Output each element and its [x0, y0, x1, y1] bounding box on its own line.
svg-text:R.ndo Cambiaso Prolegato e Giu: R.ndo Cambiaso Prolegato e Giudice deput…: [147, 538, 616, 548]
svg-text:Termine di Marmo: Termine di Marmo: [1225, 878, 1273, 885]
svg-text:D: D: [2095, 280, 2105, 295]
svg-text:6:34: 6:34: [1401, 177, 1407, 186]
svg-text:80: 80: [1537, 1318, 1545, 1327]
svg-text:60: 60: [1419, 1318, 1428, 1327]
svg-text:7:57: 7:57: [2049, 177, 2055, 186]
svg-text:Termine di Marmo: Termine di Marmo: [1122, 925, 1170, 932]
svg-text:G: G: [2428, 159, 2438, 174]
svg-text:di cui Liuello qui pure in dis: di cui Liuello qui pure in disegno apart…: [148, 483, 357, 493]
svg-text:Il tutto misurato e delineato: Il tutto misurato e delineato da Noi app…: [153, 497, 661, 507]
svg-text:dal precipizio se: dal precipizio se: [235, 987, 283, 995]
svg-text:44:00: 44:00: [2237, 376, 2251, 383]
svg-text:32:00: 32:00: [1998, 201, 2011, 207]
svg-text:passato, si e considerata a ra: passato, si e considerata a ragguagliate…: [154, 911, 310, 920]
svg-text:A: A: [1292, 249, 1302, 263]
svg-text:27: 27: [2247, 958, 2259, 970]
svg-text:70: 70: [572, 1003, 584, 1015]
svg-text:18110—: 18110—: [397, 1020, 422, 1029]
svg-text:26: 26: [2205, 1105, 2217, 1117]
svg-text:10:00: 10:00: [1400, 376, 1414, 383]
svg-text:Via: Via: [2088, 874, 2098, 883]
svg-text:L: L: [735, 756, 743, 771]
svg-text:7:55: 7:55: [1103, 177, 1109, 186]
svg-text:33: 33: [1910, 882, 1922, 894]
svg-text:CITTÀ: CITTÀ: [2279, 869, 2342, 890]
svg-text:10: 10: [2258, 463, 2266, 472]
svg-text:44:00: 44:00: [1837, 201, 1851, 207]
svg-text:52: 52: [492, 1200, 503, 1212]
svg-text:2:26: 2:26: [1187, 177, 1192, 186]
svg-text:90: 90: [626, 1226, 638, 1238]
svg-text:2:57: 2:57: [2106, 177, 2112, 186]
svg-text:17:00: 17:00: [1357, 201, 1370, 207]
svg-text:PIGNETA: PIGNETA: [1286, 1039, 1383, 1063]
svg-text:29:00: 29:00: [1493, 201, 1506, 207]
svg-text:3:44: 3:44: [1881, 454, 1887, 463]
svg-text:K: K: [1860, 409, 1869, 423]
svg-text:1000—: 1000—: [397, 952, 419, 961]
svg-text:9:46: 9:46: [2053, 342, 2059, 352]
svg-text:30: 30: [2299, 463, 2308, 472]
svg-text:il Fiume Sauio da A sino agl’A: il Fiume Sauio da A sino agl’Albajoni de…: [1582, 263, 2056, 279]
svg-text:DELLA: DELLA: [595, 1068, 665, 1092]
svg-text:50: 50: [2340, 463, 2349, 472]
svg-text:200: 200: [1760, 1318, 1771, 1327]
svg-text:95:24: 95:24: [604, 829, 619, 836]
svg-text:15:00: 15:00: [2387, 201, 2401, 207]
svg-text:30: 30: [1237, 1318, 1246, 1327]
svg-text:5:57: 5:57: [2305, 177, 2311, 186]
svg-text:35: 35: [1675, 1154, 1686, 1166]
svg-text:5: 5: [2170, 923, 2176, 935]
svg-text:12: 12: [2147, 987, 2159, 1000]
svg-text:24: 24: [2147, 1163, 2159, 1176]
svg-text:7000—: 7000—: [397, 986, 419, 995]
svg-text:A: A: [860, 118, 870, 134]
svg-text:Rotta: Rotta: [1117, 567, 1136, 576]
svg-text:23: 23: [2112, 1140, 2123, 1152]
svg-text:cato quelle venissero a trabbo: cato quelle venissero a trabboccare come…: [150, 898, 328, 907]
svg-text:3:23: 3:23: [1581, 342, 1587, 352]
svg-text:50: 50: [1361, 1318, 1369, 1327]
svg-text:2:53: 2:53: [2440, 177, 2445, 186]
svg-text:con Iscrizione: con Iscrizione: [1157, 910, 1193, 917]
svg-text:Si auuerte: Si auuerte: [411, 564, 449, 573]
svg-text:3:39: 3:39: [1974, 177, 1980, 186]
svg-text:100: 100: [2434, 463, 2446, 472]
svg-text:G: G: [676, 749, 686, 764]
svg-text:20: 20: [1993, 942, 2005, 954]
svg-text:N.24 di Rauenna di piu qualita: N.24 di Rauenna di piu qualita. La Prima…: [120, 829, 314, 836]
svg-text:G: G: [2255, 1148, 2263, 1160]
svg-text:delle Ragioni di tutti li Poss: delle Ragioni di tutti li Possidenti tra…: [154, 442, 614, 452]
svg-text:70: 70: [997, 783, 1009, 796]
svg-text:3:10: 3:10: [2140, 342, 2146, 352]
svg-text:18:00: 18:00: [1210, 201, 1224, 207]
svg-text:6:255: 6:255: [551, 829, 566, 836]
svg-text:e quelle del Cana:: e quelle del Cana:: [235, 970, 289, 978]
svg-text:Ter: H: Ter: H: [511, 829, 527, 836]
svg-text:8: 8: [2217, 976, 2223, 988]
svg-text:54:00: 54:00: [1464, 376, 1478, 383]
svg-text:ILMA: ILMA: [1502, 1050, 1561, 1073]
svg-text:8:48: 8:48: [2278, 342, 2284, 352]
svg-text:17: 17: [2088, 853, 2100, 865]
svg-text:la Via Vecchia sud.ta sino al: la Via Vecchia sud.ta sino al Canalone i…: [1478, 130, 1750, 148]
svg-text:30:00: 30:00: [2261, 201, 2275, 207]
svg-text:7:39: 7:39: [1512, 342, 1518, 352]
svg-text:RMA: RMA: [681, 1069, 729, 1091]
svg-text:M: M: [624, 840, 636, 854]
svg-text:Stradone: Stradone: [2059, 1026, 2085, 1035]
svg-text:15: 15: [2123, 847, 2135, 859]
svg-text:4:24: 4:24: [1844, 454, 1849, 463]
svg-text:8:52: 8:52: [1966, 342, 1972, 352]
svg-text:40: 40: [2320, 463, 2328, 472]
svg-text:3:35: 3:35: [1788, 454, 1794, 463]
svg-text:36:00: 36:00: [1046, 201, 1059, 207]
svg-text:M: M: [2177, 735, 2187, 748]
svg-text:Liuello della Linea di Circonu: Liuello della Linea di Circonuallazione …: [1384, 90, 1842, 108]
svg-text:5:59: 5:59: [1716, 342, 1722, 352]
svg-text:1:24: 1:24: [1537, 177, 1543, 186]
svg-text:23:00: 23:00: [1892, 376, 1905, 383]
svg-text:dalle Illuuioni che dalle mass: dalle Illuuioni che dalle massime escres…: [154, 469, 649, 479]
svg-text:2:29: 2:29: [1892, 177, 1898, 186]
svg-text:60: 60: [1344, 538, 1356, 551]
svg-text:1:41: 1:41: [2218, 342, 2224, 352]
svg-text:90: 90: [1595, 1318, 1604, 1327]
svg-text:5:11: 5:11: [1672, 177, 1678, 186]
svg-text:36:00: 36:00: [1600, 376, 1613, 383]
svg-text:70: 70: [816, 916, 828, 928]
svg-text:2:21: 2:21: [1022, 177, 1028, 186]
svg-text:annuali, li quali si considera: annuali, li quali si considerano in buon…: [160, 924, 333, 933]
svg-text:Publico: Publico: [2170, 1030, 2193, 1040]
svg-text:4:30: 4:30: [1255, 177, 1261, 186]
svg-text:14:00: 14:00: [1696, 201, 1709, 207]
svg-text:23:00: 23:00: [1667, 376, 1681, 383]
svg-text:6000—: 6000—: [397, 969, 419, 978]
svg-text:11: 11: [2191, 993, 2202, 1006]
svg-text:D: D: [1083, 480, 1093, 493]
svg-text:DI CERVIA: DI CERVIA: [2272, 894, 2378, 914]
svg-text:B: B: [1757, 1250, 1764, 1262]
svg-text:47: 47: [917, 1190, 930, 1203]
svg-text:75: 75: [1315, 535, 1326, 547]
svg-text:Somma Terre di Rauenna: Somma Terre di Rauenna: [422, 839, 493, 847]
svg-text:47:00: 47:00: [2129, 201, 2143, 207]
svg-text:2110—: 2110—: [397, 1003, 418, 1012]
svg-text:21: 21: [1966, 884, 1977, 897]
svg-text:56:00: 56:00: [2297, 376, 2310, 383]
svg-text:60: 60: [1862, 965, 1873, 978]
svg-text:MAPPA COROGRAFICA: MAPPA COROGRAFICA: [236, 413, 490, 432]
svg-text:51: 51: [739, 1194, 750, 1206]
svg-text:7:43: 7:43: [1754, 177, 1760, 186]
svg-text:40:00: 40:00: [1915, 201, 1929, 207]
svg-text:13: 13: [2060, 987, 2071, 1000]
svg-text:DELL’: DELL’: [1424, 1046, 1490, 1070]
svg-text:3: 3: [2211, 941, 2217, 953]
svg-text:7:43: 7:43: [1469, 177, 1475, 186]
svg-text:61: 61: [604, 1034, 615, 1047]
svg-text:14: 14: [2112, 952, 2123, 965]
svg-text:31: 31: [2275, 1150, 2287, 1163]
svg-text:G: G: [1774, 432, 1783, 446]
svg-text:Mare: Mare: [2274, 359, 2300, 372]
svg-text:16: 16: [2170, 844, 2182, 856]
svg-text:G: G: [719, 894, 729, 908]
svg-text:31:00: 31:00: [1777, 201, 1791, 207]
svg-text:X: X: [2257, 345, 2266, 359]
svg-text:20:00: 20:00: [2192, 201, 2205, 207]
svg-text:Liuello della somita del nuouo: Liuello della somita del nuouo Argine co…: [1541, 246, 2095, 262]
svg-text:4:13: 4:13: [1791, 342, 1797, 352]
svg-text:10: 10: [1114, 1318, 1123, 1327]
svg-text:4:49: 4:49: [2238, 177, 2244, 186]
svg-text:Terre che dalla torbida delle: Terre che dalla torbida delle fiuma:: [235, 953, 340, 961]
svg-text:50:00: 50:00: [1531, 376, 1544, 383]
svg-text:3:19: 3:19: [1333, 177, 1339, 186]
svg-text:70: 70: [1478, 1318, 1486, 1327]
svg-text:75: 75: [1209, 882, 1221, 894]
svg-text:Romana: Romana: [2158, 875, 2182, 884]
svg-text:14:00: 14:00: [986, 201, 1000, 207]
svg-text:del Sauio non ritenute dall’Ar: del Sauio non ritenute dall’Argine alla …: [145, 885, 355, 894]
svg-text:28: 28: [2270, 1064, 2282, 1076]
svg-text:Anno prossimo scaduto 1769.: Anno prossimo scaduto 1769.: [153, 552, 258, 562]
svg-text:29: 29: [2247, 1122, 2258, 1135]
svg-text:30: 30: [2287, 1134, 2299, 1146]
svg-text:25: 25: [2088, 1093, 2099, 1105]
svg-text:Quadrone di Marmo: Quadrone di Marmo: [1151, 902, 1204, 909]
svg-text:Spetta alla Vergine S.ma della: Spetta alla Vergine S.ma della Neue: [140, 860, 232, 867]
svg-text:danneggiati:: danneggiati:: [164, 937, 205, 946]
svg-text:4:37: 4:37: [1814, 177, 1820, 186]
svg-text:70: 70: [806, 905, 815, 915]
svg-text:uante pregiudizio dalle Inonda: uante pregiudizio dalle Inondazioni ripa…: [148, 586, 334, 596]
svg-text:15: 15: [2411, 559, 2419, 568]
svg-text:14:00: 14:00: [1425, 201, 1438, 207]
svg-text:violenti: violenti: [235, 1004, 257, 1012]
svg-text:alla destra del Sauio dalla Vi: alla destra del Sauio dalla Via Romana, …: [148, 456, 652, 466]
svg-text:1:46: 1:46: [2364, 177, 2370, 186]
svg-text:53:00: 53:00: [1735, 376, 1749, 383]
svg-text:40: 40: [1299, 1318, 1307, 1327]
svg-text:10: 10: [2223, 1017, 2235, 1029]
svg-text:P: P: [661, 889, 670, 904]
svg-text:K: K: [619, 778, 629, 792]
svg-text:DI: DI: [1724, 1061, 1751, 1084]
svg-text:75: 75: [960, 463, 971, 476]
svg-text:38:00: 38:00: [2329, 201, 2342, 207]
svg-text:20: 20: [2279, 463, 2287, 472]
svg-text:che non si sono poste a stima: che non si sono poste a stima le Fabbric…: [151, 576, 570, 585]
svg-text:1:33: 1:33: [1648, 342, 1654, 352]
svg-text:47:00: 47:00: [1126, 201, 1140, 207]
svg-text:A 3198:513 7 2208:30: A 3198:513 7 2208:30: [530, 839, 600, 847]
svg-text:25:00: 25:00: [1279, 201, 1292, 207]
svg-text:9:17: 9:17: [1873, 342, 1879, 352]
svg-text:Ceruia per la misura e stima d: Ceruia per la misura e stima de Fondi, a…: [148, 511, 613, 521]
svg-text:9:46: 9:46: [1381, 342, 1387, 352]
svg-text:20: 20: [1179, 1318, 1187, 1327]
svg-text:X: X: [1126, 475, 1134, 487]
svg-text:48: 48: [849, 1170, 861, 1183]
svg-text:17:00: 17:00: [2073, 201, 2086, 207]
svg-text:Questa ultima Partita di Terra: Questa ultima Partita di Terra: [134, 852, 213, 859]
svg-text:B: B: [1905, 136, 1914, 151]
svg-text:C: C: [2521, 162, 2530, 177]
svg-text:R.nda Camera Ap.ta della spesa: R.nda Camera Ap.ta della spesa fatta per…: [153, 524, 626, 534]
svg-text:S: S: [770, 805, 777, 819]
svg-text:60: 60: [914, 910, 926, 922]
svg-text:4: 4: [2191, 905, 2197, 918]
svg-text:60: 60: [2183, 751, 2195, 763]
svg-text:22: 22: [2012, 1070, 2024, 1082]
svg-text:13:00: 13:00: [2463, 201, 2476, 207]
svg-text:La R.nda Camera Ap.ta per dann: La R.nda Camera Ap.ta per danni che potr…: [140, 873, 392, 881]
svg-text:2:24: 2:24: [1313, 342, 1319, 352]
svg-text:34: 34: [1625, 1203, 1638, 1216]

-- -- --

WHAT YOU SHOULD DO:
Reproduce, unchanged, the stretch of the entries from their start through the line containing "svg-text:di cui Liuello", with both ends included.

RESPONSE TO THE EXERCISE:
Output each element and its [x0, y0, x1, y1] bounding box on its own line.
svg-text:R.ndo Cambiaso Prolegato e Giu: R.ndo Cambiaso Prolegato e Giudice deput…: [147, 538, 616, 548]
svg-text:Termine di Marmo: Termine di Marmo: [1225, 878, 1273, 885]
svg-text:D: D: [2095, 280, 2105, 295]
svg-text:6:34: 6:34: [1401, 177, 1407, 186]
svg-text:80: 80: [1537, 1318, 1545, 1327]
svg-text:60: 60: [1419, 1318, 1428, 1327]
svg-text:7:57: 7:57: [2049, 177, 2055, 186]
svg-text:Termine di Marmo: Termine di Marmo: [1122, 925, 1170, 932]
svg-text:G: G: [2428, 159, 2438, 174]
svg-text:di cui Liuello qui pure in dis: di cui Liuello qui pure in disegno apart…: [148, 483, 357, 493]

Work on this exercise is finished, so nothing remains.